→ **What is needed**
Can you write out the whole listing exactly?

Records that describe figures

------------------------

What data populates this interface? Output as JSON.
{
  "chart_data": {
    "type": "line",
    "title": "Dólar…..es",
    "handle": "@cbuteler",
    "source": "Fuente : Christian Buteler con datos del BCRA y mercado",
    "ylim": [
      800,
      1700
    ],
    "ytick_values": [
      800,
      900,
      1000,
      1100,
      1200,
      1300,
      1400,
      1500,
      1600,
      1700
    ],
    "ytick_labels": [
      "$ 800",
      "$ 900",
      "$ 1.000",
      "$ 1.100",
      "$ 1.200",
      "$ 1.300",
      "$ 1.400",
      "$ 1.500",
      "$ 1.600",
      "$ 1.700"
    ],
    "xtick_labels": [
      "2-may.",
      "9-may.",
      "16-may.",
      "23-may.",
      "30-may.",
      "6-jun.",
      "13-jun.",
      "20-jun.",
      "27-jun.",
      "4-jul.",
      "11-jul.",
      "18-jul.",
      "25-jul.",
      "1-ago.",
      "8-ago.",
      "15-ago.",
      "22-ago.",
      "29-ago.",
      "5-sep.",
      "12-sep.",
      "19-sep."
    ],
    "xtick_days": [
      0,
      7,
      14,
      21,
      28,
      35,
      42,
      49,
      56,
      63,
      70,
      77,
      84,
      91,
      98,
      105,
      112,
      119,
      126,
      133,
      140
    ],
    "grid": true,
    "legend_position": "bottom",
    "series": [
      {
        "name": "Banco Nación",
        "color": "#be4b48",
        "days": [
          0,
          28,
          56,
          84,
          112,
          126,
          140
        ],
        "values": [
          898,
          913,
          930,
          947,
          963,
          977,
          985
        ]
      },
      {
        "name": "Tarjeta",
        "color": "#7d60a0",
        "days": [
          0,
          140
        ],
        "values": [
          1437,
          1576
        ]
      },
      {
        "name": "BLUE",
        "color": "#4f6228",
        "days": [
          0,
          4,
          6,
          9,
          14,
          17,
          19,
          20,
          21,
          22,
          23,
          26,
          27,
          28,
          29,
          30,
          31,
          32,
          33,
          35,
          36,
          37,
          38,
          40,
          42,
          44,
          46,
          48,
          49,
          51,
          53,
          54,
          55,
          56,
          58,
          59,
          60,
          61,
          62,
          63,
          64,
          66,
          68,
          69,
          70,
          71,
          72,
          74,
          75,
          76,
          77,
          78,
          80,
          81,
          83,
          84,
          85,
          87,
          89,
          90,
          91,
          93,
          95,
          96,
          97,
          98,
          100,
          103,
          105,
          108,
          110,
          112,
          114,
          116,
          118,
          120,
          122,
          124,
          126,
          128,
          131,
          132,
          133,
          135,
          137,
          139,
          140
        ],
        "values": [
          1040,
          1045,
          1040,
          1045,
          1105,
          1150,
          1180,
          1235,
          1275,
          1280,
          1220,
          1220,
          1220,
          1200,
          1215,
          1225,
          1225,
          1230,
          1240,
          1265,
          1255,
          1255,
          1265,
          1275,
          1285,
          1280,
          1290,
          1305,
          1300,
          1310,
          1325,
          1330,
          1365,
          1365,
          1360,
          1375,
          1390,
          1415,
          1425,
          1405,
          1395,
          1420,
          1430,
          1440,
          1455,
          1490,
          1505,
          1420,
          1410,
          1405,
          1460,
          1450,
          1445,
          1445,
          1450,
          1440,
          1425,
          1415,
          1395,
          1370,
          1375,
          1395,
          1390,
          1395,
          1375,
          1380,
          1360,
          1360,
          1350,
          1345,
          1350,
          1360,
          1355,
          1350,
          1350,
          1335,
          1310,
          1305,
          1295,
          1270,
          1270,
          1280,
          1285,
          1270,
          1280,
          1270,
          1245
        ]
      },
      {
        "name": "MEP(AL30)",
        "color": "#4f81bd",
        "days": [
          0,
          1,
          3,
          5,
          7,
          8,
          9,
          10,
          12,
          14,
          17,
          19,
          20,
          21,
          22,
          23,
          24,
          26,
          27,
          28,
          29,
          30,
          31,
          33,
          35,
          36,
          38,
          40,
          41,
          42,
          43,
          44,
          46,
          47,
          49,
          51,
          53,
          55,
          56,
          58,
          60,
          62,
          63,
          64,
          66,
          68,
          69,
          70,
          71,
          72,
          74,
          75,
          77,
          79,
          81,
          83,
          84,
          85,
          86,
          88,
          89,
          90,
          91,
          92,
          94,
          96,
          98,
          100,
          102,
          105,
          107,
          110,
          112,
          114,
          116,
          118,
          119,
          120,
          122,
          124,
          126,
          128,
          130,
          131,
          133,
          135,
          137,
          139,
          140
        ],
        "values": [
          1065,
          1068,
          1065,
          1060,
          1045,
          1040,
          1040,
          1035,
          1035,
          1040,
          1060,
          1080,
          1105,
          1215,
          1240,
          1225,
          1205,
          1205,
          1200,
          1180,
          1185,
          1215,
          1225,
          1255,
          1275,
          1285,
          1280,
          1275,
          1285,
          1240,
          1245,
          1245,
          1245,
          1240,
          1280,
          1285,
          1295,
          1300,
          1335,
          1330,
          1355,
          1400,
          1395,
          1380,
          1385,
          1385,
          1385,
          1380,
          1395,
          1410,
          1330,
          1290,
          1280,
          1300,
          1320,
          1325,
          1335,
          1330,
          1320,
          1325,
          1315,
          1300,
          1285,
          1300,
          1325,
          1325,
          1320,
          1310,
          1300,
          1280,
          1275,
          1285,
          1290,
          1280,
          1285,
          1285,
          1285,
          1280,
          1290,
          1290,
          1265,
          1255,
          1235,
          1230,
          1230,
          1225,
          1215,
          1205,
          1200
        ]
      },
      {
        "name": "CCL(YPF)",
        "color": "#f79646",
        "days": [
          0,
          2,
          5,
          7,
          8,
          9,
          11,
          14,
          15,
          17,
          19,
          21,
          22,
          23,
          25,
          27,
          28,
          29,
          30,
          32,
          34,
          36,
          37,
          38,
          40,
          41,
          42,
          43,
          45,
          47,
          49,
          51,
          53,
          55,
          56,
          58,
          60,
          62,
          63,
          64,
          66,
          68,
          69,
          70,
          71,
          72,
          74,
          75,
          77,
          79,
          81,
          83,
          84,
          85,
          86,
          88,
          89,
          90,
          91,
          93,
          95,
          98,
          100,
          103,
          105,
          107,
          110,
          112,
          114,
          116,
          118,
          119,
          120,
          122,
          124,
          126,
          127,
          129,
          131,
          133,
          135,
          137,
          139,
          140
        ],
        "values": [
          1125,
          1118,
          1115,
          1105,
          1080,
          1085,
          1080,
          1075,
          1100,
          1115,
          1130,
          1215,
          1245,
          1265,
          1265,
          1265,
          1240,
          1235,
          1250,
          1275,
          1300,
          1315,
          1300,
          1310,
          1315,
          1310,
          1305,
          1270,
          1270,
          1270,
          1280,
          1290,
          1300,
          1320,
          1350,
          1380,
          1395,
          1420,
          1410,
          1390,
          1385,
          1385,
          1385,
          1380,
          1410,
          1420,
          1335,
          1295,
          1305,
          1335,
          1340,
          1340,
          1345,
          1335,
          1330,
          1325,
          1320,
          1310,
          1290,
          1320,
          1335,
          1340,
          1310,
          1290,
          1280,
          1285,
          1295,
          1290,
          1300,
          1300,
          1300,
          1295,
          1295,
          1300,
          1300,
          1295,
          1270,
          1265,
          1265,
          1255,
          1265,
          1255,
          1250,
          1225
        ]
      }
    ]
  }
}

------------------------

→ **Answer to the problem**
What data populates this interface? Output as JSON.
{
  "chart_data": {
    "type": "line",
    "title": "Dólar…..es",
    "handle": "@cbuteler",
    "source": "Fuente : Christian Buteler con datos del BCRA y mercado",
    "ylim": [
      800,
      1700
    ],
    "ytick_values": [
      800,
      900,
      1000,
      1100,
      1200,
      1300,
      1400,
      1500,
      1600,
      1700
    ],
    "ytick_labels": [
      "$ 800",
      "$ 900",
      "$ 1.000",
      "$ 1.100",
      "$ 1.200",
      "$ 1.300",
      "$ 1.400",
      "$ 1.500",
      "$ 1.600",
      "$ 1.700"
    ],
    "xtick_labels": [
      "2-may.",
      "9-may.",
      "16-may.",
      "23-may.",
      "30-may.",
      "6-jun.",
      "13-jun.",
      "20-jun.",
      "27-jun.",
      "4-jul.",
      "11-jul.",
      "18-jul.",
      "25-jul.",
      "1-ago.",
      "8-ago.",
      "15-ago.",
      "22-ago.",
      "29-ago.",
      "5-sep.",
      "12-sep.",
      "19-sep."
    ],
    "xtick_days": [
      0,
      7,
      14,
      21,
      28,
      35,
      42,
      49,
      56,
      63,
      70,
      77,
      84,
      91,
      98,
      105,
      112,
      119,
      126,
      133,
      140
    ],
    "grid": true,
    "legend_position": "bottom",
    "series": [
      {
        "name": "Banco Nación",
        "color": "#be4b48",
        "days": [
          0,
          28,
          56,
          84,
          112,
          126,
          140
        ],
        "values": [
          898,
          913,
          930,
          947,
          963,
          977,
          985
        ]
      },
      {
        "name": "Tarjeta",
        "color": "#7d60a0",
        "days": [
          0,
          140
        ],
        "values": [
          1437,
          1576
        ]
      },
      {
        "name": "BLUE",
        "color": "#4f6228",
        "days": [
          0,
          4,
          6,
          9,
          14,
          17,
          19,
          20,
          21,
          22,
          23,
          26,
          27,
          28,
          29,
          30,
          31,
          32,
          33,
          35,
          36,
          37,
          38,
          40,
          42,
          44,
          46,
          48,
          49,
          51,
          53,
          54,
          55,
          56,
          58,
          59,
          60,
          61,
          62,
          63,
          64,
          66,
          68,
          69,
          70,
          71,
          72,
          74,
          75,
          76,
          77,
          78,
          80,
          81,
          83,
          84,
          85,
          87,
          89,
          90,
          91,
          93,
          95,
          96,
          97,
          98,
          100,
          103,
          105,
          108,
          110,
          112,
          114,
          116,
          118,
          120,
          122,
          124,
          126,
          128,
          131,
          132,
          133,
          135,
          137,
          139,
          140
        ],
        "values": [
          1040,
          1045,
          1040,
          1045,
          1105,
          1150,
          1180,
          1235,
          1275,
          1280,
          1220,
          1220,
          1220,
          1200,
          1215,
          1225,
          1225,
          1230,
          1240,
          1265,
          1255,
          1255,
          1265,
          1275,
          1285,
          1280,
          1290,
          1305,
          1300,
          1310,
          1325,
          1330,
          1365,
          1365,
          1360,
          1375,
          1390,
          1415,
          1425,
          1405,
          1395,
          1420,
          1430,
          1440,
          1455,
          1490,
          1505,
          1420,
          1410,
          1405,
          1460,
          1450,
          1445,
          1445,
          1450,
          1440,
          1425,
          1415,
          1395,
          1370,
          1375,
          1395,
          1390,
          1395,
          1375,
          1380,
          1360,
          1360,
          1350,
          1345,
          1350,
          1360,
          1355,
          1350,
          1350,
          1335,
          1310,
          1305,
          1295,
          1270,
          1270,
          1280,
          1285,
          1270,
          1280,
          1270,
          1245
        ]
      },
      {
        "name": "MEP(AL30)",
        "color": "#4f81bd",
        "days": [
          0,
          1,
          3,
          5,
          7,
          8,
          9,
          10,
          12,
          14,
          17,
          19,
          20,
          21,
          22,
          23,
          24,
          26,
          27,
          28,
          29,
          30,
          31,
          33,
          35,
          36,
          38,
          40,
          41,
          42,
          43,
          44,
          46,
          47,
          49,
          51,
          53,
          55,
          56,
          58,
          60,
          62,
          63,
          64,
          66,
          68,
          69,
          70,
          71,
          72,
          74,
          75,
          77,
          79,
          81,
          83,
          84,
          85,
          86,
          88,
          89,
          90,
          91,
          92,
          94,
          96,
          98,
          100,
          102,
          105,
          107,
          110,
          112,
          114,
          116,
          118,
          119,
          120,
          122,
          124,
          126,
          128,
          130,
          131,
          133,
          135,
          137,
          139,
          140
        ],
        "values": [
          1065,
          1068,
          1065,
          1060,
          1045,
          1040,
          1040,
          1035,
          1035,
          1040,
          1060,
          1080,
          1105,
          1215,
          1240,
          1225,
          1205,
          1205,
          1200,
          1180,
          1185,
          1215,
          1225,
          1255,
          1275,
          1285,
          1280,
          1275,
          1285,
          1240,
          1245,
          1245,
          1245,
          1240,
          1280,
          1285,
          1295,
          1300,
          1335,
          1330,
          1355,
          1400,
          1395,
          1380,
          1385,
          1385,
          1385,
          1380,
          1395,
          1410,
          1330,
          1290,
          1280,
          1300,
          1320,
          1325,
          1335,
          1330,
          1320,
          1325,
          1315,
          1300,
          1285,
          1300,
          1325,
          1325,
          1320,
          1310,
          1300,
          1280,
          1275,
          1285,
          1290,
          1280,
          1285,
          1285,
          1285,
          1280,
          1290,
          1290,
          1265,
          1255,
          1235,
          1230,
          1230,
          1225,
          1215,
          1205,
          1200
        ]
      },
      {
        "name": "CCL(YPF)",
        "color": "#f79646",
        "days": [
          0,
          2,
          5,
          7,
          8,
          9,
          11,
          14,
          15,
          17,
          19,
          21,
          22,
          23,
          25,
          27,
          28,
          29,
          30,
          32,
          34,
          36,
          37,
          38,
          40,
          41,
          42,
          43,
          45,
          47,
          49,
          51,
          53,
          55,
          56,
          58,
          60,
          62,
          63,
          64,
          66,
          68,
          69,
          70,
          71,
          72,
          74,
          75,
          77,
          79,
          81,
          83,
          84,
          85,
          86,
          88,
          89,
          90,
          91,
          93,
          95,
          98,
          100,
          103,
          105,
          107,
          110,
          112,
          114,
          116,
          118,
          119,
          120,
          122,
          124,
          126,
          127,
          129,
          131,
          133,
          135,
          137,
          139,
          140
        ],
        "values": [
          1125,
          1118,
          1115,
          1105,
          1080,
          1085,
          1080,
          1075,
          1100,
          1115,
          1130,
          1215,
          1245,
          1265,
          1265,
          1265,
          1240,
          1235,
          1250,
          1275,
          1300,
          1315,
          1300,
          1310,
          1315,
          1310,
          1305,
          1270,
          1270,
          1270,
          1280,
          1290,
          1300,
          1320,
          1350,
          1380,
          1395,
          1420,
          1410,
          1390,
          1385,
          1385,
          1385,
          1380,
          1410,
          1420,
          1335,
          1295,
          1305,
          1335,
          1340,
          1340,
          1345,
          1335,
          1330,
          1325,
          1320,
          1310,
          1290,
          1320,
          1335,
          1340,
          1310,
          1290,
          1280,
          1285,
          1295,
          1290,
          1300,
          1300,
          1300,
          1295,
          1295,
          1300,
          1300,
          1295,
          1270,
          1265,
          1265,
          1255,
          1265,
          1255,
          1250,
          1225
        ]
      }
    ]
  }
}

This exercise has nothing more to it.